Aim
Identify, in the records below, every line where the string "horizontal" appears, and copy each such line.

Saved entries
··········

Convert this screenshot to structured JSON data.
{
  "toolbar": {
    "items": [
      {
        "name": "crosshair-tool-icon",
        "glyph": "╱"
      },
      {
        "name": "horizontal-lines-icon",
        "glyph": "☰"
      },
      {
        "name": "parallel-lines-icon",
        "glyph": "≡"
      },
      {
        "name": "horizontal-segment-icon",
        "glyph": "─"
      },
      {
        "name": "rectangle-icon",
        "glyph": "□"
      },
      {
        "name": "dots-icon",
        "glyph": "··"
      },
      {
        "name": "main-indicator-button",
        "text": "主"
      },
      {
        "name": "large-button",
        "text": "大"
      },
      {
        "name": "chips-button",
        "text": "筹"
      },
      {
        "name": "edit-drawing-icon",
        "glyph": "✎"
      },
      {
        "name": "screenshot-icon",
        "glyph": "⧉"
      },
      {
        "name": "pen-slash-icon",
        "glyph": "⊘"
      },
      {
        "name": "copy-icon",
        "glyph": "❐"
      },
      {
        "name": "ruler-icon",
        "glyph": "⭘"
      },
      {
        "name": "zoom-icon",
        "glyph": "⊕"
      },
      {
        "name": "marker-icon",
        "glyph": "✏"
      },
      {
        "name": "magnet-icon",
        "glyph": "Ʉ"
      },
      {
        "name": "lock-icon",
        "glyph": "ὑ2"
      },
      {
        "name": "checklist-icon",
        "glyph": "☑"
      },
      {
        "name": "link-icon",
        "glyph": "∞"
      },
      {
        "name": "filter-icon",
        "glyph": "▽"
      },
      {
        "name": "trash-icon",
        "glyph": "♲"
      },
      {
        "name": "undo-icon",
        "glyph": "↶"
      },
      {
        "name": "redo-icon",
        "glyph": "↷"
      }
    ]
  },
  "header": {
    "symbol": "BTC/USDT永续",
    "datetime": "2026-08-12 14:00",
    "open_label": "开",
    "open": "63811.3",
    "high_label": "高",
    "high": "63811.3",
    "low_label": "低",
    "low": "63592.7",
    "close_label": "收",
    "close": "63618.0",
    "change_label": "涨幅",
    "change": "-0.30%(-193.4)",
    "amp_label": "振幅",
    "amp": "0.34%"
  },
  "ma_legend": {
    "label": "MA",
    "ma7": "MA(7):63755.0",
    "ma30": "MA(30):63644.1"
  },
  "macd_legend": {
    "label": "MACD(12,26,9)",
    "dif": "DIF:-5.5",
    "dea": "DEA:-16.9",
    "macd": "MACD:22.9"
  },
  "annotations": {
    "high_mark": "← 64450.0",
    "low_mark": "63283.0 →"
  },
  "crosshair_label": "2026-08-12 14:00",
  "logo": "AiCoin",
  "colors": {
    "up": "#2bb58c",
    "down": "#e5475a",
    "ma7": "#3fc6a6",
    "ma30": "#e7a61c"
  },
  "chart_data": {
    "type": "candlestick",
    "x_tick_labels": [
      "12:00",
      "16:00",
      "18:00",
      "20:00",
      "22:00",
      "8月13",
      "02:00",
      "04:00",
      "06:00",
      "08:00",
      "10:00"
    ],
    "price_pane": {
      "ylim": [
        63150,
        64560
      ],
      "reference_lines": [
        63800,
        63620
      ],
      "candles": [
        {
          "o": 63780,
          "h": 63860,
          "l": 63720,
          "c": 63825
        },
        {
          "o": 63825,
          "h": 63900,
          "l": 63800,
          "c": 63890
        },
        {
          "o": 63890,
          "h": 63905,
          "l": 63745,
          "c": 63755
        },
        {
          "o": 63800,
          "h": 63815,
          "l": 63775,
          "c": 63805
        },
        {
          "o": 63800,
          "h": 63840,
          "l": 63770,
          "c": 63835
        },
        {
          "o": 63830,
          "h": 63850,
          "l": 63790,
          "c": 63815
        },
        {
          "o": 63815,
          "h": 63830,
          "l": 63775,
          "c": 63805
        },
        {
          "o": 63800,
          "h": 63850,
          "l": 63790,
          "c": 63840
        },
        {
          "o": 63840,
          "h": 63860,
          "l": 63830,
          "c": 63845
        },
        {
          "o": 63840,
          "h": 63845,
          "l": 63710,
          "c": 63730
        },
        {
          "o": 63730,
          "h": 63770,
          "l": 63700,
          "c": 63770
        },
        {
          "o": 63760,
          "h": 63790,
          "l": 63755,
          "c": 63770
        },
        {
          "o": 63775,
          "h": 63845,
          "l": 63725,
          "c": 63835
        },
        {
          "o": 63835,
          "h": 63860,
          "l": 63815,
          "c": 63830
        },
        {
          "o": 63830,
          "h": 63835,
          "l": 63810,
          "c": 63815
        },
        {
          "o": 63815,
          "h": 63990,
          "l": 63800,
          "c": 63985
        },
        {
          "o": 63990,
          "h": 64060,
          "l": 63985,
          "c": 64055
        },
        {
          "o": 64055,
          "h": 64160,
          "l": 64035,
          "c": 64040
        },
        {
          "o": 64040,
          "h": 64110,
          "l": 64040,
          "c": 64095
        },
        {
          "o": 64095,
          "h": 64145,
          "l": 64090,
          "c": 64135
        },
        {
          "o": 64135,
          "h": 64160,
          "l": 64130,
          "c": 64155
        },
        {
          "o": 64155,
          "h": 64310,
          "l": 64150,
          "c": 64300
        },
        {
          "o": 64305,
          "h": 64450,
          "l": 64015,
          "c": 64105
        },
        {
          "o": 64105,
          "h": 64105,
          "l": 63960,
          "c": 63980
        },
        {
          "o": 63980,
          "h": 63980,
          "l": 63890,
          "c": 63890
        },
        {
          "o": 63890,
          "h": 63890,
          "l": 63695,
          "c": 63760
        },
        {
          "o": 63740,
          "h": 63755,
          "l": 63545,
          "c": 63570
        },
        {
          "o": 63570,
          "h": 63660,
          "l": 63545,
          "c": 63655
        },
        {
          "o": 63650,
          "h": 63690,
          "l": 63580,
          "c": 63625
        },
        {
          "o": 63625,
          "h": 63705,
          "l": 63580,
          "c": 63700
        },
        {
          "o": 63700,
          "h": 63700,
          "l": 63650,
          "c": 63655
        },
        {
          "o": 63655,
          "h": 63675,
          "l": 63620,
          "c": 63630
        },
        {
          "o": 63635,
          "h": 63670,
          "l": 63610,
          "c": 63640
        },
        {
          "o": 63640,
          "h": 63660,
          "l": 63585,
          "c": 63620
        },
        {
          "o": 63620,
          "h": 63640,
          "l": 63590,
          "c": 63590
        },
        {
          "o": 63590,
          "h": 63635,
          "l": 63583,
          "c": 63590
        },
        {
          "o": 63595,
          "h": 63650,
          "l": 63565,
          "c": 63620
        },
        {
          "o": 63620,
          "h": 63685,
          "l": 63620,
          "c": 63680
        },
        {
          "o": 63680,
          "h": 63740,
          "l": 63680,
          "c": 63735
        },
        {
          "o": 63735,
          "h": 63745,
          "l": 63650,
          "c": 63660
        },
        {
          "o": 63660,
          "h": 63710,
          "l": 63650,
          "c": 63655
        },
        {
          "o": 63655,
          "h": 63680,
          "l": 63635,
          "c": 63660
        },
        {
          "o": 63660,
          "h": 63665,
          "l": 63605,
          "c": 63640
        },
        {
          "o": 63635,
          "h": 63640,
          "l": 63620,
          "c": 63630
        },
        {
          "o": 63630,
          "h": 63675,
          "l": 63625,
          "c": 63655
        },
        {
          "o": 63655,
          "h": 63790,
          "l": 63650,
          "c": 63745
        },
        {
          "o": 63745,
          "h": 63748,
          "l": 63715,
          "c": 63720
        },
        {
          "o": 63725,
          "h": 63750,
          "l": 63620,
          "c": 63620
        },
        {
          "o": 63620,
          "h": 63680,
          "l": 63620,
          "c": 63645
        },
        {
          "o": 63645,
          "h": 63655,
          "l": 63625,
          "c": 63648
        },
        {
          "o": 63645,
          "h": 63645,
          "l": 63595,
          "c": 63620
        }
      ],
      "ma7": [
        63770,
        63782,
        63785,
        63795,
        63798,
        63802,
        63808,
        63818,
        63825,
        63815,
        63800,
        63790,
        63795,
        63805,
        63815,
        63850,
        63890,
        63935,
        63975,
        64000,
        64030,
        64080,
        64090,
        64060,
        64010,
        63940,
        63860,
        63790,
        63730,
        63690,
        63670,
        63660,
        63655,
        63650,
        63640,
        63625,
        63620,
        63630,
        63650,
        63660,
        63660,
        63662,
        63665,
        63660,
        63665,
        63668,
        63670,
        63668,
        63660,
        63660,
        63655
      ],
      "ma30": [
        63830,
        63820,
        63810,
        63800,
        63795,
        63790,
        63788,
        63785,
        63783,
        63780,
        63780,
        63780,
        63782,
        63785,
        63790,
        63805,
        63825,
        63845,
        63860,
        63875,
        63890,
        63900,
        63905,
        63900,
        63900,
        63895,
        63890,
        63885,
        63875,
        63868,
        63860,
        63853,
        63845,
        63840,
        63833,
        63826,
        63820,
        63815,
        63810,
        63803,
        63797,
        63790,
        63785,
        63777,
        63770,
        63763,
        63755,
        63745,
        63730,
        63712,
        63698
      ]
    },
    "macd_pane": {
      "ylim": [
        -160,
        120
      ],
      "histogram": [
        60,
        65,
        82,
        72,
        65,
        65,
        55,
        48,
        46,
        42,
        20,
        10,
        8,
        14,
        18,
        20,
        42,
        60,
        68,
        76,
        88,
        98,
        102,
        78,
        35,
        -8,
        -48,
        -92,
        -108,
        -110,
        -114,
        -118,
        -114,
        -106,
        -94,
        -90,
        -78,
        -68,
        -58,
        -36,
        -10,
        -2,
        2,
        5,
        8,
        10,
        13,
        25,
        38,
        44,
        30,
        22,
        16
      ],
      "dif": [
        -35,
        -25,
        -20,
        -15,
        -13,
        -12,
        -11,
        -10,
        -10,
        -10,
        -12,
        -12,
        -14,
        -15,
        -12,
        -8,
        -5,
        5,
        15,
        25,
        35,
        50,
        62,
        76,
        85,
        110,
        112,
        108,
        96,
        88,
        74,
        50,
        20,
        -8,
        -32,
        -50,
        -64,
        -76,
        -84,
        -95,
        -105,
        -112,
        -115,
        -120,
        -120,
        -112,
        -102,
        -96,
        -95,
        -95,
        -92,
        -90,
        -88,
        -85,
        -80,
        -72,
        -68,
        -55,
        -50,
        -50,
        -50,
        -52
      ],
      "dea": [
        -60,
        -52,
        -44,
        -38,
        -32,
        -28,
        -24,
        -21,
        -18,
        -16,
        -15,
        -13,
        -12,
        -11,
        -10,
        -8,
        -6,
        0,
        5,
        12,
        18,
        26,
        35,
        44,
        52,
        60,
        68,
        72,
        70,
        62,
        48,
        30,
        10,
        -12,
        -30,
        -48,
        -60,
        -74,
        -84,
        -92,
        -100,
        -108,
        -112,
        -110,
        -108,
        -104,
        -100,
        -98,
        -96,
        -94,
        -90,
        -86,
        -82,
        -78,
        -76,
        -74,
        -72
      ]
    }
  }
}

··········

The solution
        "name": "horizontal-lines-icon",
        "name": "horizontal-segment-icon",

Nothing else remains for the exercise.